**Task brief:** Copy out the entries below with every "Select a user" swapped for "Choose a user", keeping everything else unchanged.

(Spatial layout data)
** begin **

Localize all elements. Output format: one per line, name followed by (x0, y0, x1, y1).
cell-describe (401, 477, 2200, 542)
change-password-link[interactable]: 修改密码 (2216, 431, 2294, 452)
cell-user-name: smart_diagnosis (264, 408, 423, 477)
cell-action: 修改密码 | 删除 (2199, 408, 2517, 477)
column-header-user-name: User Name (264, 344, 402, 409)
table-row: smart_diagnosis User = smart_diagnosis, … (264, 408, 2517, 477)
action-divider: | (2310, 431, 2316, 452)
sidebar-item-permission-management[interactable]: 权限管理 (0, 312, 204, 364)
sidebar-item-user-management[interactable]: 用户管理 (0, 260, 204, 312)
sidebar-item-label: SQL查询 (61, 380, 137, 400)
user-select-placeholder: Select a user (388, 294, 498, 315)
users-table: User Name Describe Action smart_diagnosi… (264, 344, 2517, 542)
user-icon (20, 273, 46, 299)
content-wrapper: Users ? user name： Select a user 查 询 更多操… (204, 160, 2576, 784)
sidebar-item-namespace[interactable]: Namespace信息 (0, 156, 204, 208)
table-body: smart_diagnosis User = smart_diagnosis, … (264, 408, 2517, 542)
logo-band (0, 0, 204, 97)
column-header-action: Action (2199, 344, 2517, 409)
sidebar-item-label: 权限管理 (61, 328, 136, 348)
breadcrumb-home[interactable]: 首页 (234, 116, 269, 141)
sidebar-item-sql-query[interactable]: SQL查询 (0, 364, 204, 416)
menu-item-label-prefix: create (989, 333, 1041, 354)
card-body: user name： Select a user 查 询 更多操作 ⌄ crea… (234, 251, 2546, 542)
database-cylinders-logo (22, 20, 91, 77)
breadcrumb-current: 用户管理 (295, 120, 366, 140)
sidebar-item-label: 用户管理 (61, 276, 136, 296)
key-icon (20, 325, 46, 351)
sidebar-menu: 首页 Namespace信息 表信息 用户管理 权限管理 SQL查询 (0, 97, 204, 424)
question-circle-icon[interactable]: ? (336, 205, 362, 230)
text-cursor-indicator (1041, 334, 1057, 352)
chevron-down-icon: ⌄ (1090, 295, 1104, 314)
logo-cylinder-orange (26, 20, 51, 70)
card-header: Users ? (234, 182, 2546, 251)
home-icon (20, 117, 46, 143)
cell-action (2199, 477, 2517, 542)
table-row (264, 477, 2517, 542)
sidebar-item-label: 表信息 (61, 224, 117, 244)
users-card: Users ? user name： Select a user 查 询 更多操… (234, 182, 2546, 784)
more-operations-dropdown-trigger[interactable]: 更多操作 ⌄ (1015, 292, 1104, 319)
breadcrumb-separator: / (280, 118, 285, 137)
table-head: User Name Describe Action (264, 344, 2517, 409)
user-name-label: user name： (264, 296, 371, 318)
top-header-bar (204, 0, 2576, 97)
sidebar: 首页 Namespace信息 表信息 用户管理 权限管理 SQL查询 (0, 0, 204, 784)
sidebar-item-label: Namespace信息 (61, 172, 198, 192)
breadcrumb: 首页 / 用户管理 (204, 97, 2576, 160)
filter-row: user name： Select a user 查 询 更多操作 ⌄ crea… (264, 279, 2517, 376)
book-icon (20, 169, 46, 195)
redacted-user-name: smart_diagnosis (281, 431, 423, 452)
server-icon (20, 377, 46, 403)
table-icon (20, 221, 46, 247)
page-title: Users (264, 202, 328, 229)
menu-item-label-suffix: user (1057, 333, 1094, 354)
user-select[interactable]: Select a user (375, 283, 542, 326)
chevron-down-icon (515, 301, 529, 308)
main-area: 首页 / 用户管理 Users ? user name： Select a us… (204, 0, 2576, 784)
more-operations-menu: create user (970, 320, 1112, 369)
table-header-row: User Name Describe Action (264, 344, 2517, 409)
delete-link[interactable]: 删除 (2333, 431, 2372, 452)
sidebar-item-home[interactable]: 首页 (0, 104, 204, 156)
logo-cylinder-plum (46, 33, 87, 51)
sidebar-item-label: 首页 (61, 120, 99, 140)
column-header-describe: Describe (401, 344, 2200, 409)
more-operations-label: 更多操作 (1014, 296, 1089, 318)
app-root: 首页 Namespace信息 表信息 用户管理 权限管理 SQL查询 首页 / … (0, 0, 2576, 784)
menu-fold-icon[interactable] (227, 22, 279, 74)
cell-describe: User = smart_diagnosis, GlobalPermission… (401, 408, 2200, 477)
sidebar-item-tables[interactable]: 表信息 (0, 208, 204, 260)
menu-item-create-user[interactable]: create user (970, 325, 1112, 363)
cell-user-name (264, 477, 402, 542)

** end **

**Final result:**
Localize all elements. Output format: one per line, name followed by (x0, y0, x1, y1).
cell-describe (401, 477, 2200, 542)
change-password-link[interactable]: 修改密码 (2216, 431, 2294, 452)
cell-user-name: smart_diagnosis (264, 408, 423, 477)
cell-action: 修改密码 | 删除 (2199, 408, 2517, 477)
column-header-user-name: User Name (264, 344, 402, 409)
table-row: smart_diagnosis User = smart_diagnosis, … (264, 408, 2517, 477)
action-divider: | (2310, 431, 2316, 452)
sidebar-item-permission-management[interactable]: 权限管理 (0, 312, 204, 364)
sidebar-item-user-management[interactable]: 用户管理 (0, 260, 204, 312)
sidebar-item-label: SQL查询 (61, 380, 137, 400)
user-select-placeholder: Choose a user (388, 294, 498, 315)
users-table: User Name Describe Action smart_diagnosi… (264, 344, 2517, 542)
user-icon (20, 273, 46, 299)
content-wrapper: Users ? user name： Choose a user 查 询 更多操… (204, 160, 2576, 784)
sidebar-item-namespace[interactable]: Namespace信息 (0, 156, 204, 208)
table-body: smart_diagnosis User = smart_diagnosis, … (264, 408, 2517, 542)
logo-band (0, 0, 204, 97)
column-header-action: Action (2199, 344, 2517, 409)
sidebar-item-label: 权限管理 (61, 328, 136, 348)
breadcrumb-home[interactable]: 首页 (234, 116, 269, 141)
sidebar-item-sql-query[interactable]: SQL查询 (0, 364, 204, 416)
menu-item-label-prefix: create (989, 333, 1041, 354)
card-body: user name： Choose a user 查 询 更多操作 ⌄ crea… (234, 251, 2546, 542)
database-cylinders-logo (22, 20, 91, 77)
breadcrumb-current: 用户管理 (295, 120, 366, 140)
sidebar-item-label: 用户管理 (61, 276, 136, 296)
key-icon (20, 325, 46, 351)
sidebar-menu: 首页 Namespace信息 表信息 用户管理 权限管理 SQL查询 (0, 97, 204, 424)
question-circle-icon[interactable]: ? (336, 205, 362, 230)
text-cursor-indicator (1041, 334, 1057, 352)
chevron-down-icon: ⌄ (1090, 295, 1104, 314)
logo-cylinder-orange (26, 20, 51, 70)
card-header: Users ? (234, 182, 2546, 251)
home-icon (20, 117, 46, 143)
cell-action (2199, 477, 2517, 542)
table-row (264, 477, 2517, 542)
sidebar-item-label: 表信息 (61, 224, 117, 244)
users-card: Users ? user name： Choose a user 查 询 更多操… (234, 182, 2546, 784)
more-operations-dropdown-trigger[interactable]: 更多操作 ⌄ (1015, 292, 1104, 319)
breadcrumb-separator: / (280, 118, 285, 137)
table-head: User Name Describe Action (264, 344, 2517, 409)
user-name-label: user name： (264, 296, 371, 318)
top-header-bar (204, 0, 2576, 97)
sidebar: 首页 Namespace信息 表信息 用户管理 权限管理 SQL查询 (0, 0, 204, 784)
sidebar-item-label: Namespace信息 (61, 172, 198, 192)
breadcrumb: 首页 / 用户管理 (204, 97, 2576, 160)
filter-row: user name： Choose a user 查 询 更多操作 ⌄ crea… (264, 279, 2517, 376)
book-icon (20, 169, 46, 195)
redacted-user-name: smart_diagnosis (281, 431, 423, 452)
server-icon (20, 377, 46, 403)
table-icon (20, 221, 46, 247)
page-title: Users (264, 202, 328, 229)
menu-item-label-suffix: user (1057, 333, 1094, 354)
user-select[interactable]: Choose a user (375, 283, 542, 326)
chevron-down-icon (515, 301, 529, 308)
main-area: 首页 / 用户管理 Users ? user name： Select a us… (204, 0, 2576, 784)
more-operations-menu: create user (970, 320, 1112, 369)
table-header-row: User Name Describe Action (264, 344, 2517, 409)
delete-link[interactable]: 删除 (2333, 431, 2372, 452)
sidebar-item-home[interactable]: 首页 (0, 104, 204, 156)
logo-cylinder-plum (46, 33, 87, 51)
sidebar-item-label: 首页 (61, 120, 99, 140)
column-header-describe: Describe (401, 344, 2200, 409)
more-operations-label: 更多操作 (1014, 296, 1089, 318)
app-root: 首页 Namespace信息 表信息 用户管理 权限管理 SQL查询 首页 / … (0, 0, 2576, 784)
menu-fold-icon[interactable] (227, 22, 279, 74)
cell-describe: User = smart_diagnosis, GlobalPermission… (401, 408, 2200, 477)
sidebar-item-tables[interactable]: 表信息 (0, 208, 204, 260)
menu-item-create-user[interactable]: create user (970, 325, 1112, 363)
cell-user-name (264, 477, 402, 542)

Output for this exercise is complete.